I’m so so exhausted with everything. My family, myself, my school, my life, my religion. I just don’t wanna go through this anymore. I feel like such a bad sibling. I don’t really feel like explaining but alot has just been happening and I’m slowly watching my older brother turn into my father. Yelling, beating, petty, superiority. Everyone is so petty in this house. So selfish. Thinking they’re better than everyone else. We are your children. I hate it so much when parents get lazy at caring for their children. Why do I have to step up. Why is nobody else stepping up. Am I the older one or ? Everyone is so dissociated from each other. Are we even family. I’m actually so dead at home. I’m so sick of this. I was so happy alone at home just now. I felt so comfortable now I just wanna die haha. Please if you ever wanna have kids please properly be ready for it. Don’t let your kids grow up neglected. I personally will not have kids because I just can’t do it. Please be self aware and keep it in your pants.
HI @user0943 . I know how you feel. The sad thing about growing up in such households is there is no connection at all.
I got into a similar realisation back when I attended a “family” wedding. It was like, everyone knew each other and had things to talk about except me and my sister. We were much younger back then, but we had to manage ourselves, keep ourselves engaged and “happy”. It’s not that we need their reception but just need a reason to feel connected. After close to 8 years post that incident, thoughts of that event still continue to disgust me.

****

* _Given exercise_
Can you carry on the forum thread about growing up in a disconnected family, starting right after its last sentence?

* _Dataset extract_
****

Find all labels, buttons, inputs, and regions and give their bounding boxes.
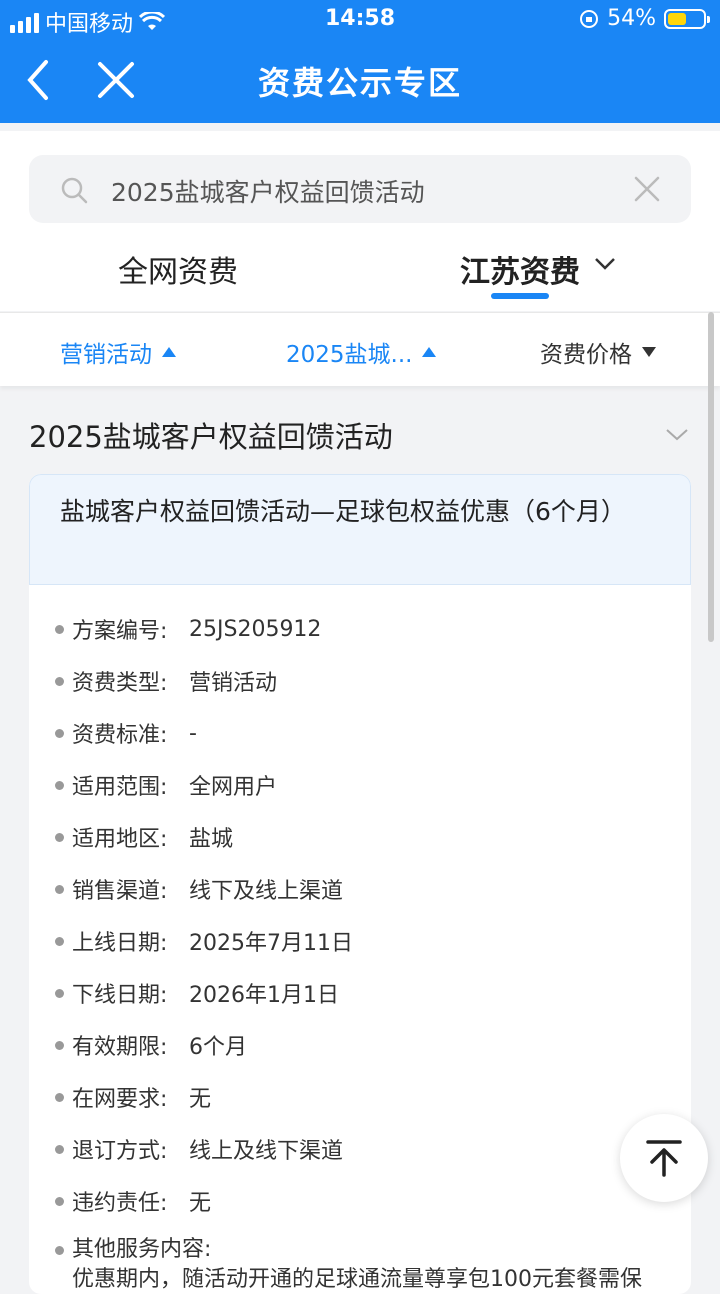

****

* _Task output_
As for me, my school and my religion were reasons why I am still sane. My school gave me a structured environment to be in for at least 6 hours in a day. My religion gave me a beacon of hope, that everything will get sorted out eventually. Even though, my secondary school was not the happiest place to be in, it was still far more structured and systematic than at home.
Correct me if I’m wrong, is your brother having to shoulder more responsibilities than before such as being “the captain of the ship”.
Ive been there before. Honestly, entertaining the thought that we are not part of the family can be sooooo empowering. Theoretically, we are supposed to belong but at the current point of time, that just needs a lot from our side.
I wish to refer you this book, called braving the wilderness by brene brown. It is more than just a self help book, it’s our survival guide. The audiobook and books are available in NLB and I strongly urge you to read it or listen to it. Not sounding too cheesy, but It can technically breathe life into you! After listening to the first chapter, I literally broke out into tears.
Atb, stay strong and get back on how it went!
hey @user0943, i just want to say i hear you. it sounds like you’re carrying way too much for anybody your age, and i’m really sorry you have to go through this
. you deserve to feel safe, loved, and supported – not like you have to hold everything together on your own. it’s not fair, and it’s not your fault.
it makes sense that you’d feel exhausted and overwhelmed. living in a home where there’s yelling, neglect, and emotional distance will drain anyone. and what you said about watching your brother change and feeling like you’re the only one stepping up? that hit hard.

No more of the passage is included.